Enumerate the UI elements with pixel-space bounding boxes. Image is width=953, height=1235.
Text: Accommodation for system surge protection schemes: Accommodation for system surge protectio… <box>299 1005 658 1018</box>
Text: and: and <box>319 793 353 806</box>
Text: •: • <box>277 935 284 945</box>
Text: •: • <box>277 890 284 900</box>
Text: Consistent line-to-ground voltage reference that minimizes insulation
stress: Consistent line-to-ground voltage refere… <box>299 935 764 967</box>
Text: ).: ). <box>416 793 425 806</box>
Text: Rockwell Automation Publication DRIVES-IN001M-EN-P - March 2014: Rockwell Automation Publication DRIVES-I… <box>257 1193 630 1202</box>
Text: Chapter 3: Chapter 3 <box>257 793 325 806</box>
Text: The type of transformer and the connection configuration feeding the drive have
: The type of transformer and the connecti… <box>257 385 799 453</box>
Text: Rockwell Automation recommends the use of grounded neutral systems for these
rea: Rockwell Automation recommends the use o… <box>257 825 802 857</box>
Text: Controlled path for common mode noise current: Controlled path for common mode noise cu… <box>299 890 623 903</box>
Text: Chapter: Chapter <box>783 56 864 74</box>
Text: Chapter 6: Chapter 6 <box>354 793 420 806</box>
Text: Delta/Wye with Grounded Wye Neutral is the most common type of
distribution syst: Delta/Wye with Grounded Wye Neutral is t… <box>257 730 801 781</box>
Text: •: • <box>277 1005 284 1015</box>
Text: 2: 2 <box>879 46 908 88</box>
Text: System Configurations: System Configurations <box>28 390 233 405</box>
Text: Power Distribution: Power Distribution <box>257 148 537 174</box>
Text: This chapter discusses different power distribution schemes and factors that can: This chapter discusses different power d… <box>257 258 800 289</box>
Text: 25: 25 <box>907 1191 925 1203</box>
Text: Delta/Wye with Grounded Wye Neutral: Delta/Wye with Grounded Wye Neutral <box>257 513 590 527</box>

------------------------------------------------------------

▶ [Exercise description]: Copy the item above verbatim, line for line.

▶ [Solution to this exercise]:
Enumerate the UI elements with pixel-space bounding boxes. Image is width=953, height=1235.
Text: Accommodation for system surge protection schemes: Accommodation for system surge protectio… <box>299 1005 658 1018</box>
Text: and: and <box>319 793 353 806</box>
Text: •: • <box>277 935 284 945</box>
Text: •: • <box>277 890 284 900</box>
Text: Consistent line-to-ground voltage reference that minimizes insulation
stress: Consistent line-to-ground voltage refere… <box>299 935 764 967</box>
Text: ).: ). <box>416 793 425 806</box>
Text: Rockwell Automation Publication DRIVES-IN001M-EN-P - March 2014: Rockwell Automation Publication DRIVES-I… <box>257 1193 630 1202</box>
Text: Chapter 3: Chapter 3 <box>257 793 325 806</box>
Text: The type of transformer and the connection configuration feeding the drive have
: The type of transformer and the connecti… <box>257 385 799 453</box>
Text: Rockwell Automation recommends the use of grounded neutral systems for these
rea: Rockwell Automation recommends the use o… <box>257 825 802 857</box>
Text: Controlled path for common mode noise current: Controlled path for common mode noise cu… <box>299 890 623 903</box>
Text: Chapter: Chapter <box>783 56 864 74</box>
Text: Chapter 6: Chapter 6 <box>354 793 420 806</box>
Text: Delta/Wye with Grounded Wye Neutral is the most common type of
distribution syst: Delta/Wye with Grounded Wye Neutral is t… <box>257 730 801 781</box>
Text: •: • <box>277 1005 284 1015</box>
Text: 2: 2 <box>879 46 908 88</box>
Text: System Configurations: System Configurations <box>28 390 233 405</box>
Text: Power Distribution: Power Distribution <box>257 148 537 174</box>
Text: This chapter discusses different power distribution schemes and factors that can: This chapter discusses different power d… <box>257 258 800 289</box>
Text: 25: 25 <box>907 1191 925 1203</box>
Text: Delta/Wye with Grounded Wye Neutral: Delta/Wye with Grounded Wye Neutral <box>257 513 590 527</box>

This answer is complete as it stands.